--- begin ---
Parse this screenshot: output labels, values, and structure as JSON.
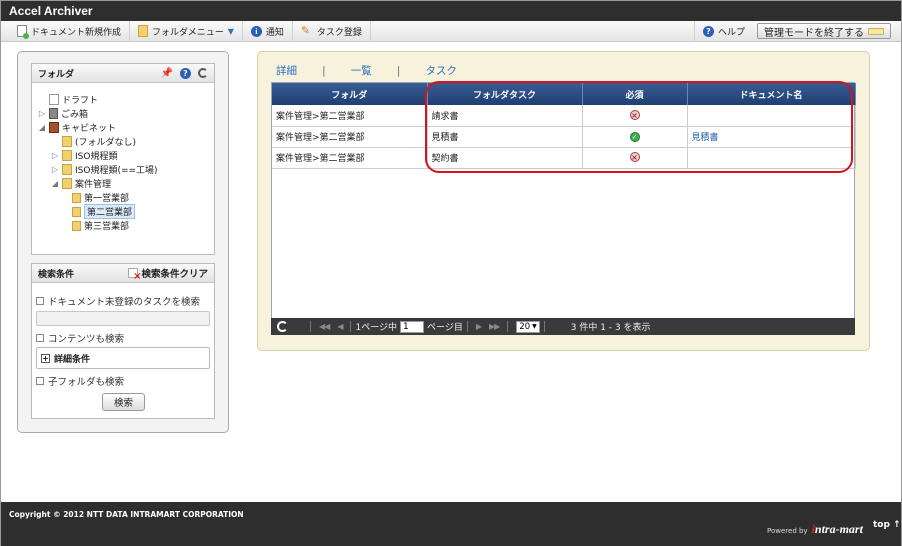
{
  "app": {
    "title": "Accel Archiver"
  },
  "toolbar": {
    "new_document": "ドキュメント新規作成",
    "folder_menu": "フォルダメニュー",
    "notification": "通知",
    "task_register": "タスク登録",
    "help": "ヘルプ",
    "exit_admin": "管理モードを終了する"
  },
  "folder_panel": {
    "title": "フォルダ",
    "tree": [
      {
        "label": "ドラフト"
      },
      {
        "label": "ごみ箱"
      },
      {
        "label": "キャビネット"
      },
      {
        "label": "(フォルダなし)"
      },
      {
        "label": "ISO規程類"
      },
      {
        "label": "ISO規程類(==工場)"
      },
      {
        "label": "案件管理"
      },
      {
        "label": "第一営業部"
      },
      {
        "label": "第二営業部",
        "selected": true
      },
      {
        "label": "第三営業部"
      }
    ]
  },
  "search_panel": {
    "title": "検索条件",
    "clear_label": "検索条件クリア",
    "opt_unregistered": "ドキュメント未登録のタスクを検索",
    "opt_content": "コンテンツも検索",
    "detail_label": "詳細条件",
    "opt_subfolder": "子フォルダも検索",
    "search_button": "検索"
  },
  "tabs": {
    "detail": "詳細",
    "list": "一覧",
    "task": "タスク"
  },
  "grid": {
    "columns": [
      "フォルダ",
      "フォルダタスク",
      "必須",
      "ドキュメント名"
    ],
    "rows": [
      {
        "folder": "案件管理>第二営業部",
        "task": "請求書",
        "required": "no",
        "document": ""
      },
      {
        "folder": "案件管理>第二営業部",
        "task": "見積書",
        "required": "ok",
        "document": "見積書"
      },
      {
        "folder": "案件管理>第二営業部",
        "task": "契約書",
        "required": "no",
        "document": ""
      }
    ]
  },
  "pager": {
    "page_prefix": "1ページ中",
    "page_value": "1",
    "page_suffix": "ページ目",
    "page_size": "20",
    "summary": "3 件中 1 - 3 を表示"
  },
  "footer": {
    "copyright": "Copyright © 2012 NTT DATA INTRAMART CORPORATION",
    "powered_by": "Powered by",
    "brand_i": "i",
    "brand_rest": "ntra-mart",
    "top_link": "top ↑"
  },
  "colors": {
    "header_bg": "#2e2e2e",
    "grid_header": "#2a4c82",
    "highlight_frame": "#d8121d",
    "main_panel": "#f6f2dc"
  }
}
--- end ---
» Exercise prompt:
Write out the data precisely as given, excluding the pictures.

» The output:
Parse this screenshot: output labels, values, and structure as JSON.
{
  "app": {
    "title": "Accel Archiver"
  },
  "toolbar": {
    "new_document": "ドキュメント新規作成",
    "folder_menu": "フォルダメニュー",
    "notification": "通知",
    "task_register": "タスク登録",
    "help": "ヘルプ",
    "exit_admin": "管理モードを終了する"
  },
  "folder_panel": {
    "title": "フォルダ",
    "tree": [
      {
        "label": "ドラフト"
      },
      {
        "label": "ごみ箱"
      },
      {
        "label": "キャビネット"
      },
      {
        "label": "(フォルダなし)"
      },
      {
        "label": "ISO規程類"
      },
      {
        "label": "ISO規程類(==工場)"
      },
      {
        "label": "案件管理"
      },
      {
        "label": "第一営業部"
      },
      {
        "label": "第二営業部",
        "selected": true
      },
      {
        "label": "第三営業部"
      }
    ]
  },
  "search_panel": {
    "title": "検索条件",
    "clear_label": "検索条件クリア",
    "opt_unregistered": "ドキュメント未登録のタスクを検索",
    "opt_content": "コンテンツも検索",
    "detail_label": "詳細条件",
    "opt_subfolder": "子フォルダも検索",
    "search_button": "検索"
  },
  "tabs": {
    "detail": "詳細",
    "list": "一覧",
    "task": "タスク"
  },
  "grid": {
    "columns": [
      "フォルダ",
      "フォルダタスク",
      "必須",
      "ドキュメント名"
    ],
    "rows": [
      {
        "folder": "案件管理>第二営業部",
        "task": "請求書",
        "required": "no",
        "document": ""
      },
      {
        "folder": "案件管理>第二営業部",
        "task": "見積書",
        "required": "ok",
        "document": "見積書"
      },
      {
        "folder": "案件管理>第二営業部",
        "task": "契約書",
        "required": "no",
        "document": ""
      }
    ]
  },
  "pager": {
    "page_prefix": "1ページ中",
    "page_value": "1",
    "page_suffix": "ページ目",
    "page_size": "20",
    "summary": "3 件中 1 - 3 を表示"
  },
  "footer": {
    "copyright": "Copyright © 2012 NTT DATA INTRAMART CORPORATION",
    "powered_by": "Powered by",
    "brand_i": "i",
    "brand_rest": "ntra-mart",
    "top_link": "top ↑"
  },
  "colors": {
    "header_bg": "#2e2e2e",
    "grid_header": "#2a4c82",
    "highlight_frame": "#d8121d",
    "main_panel": "#f6f2dc"
  }
}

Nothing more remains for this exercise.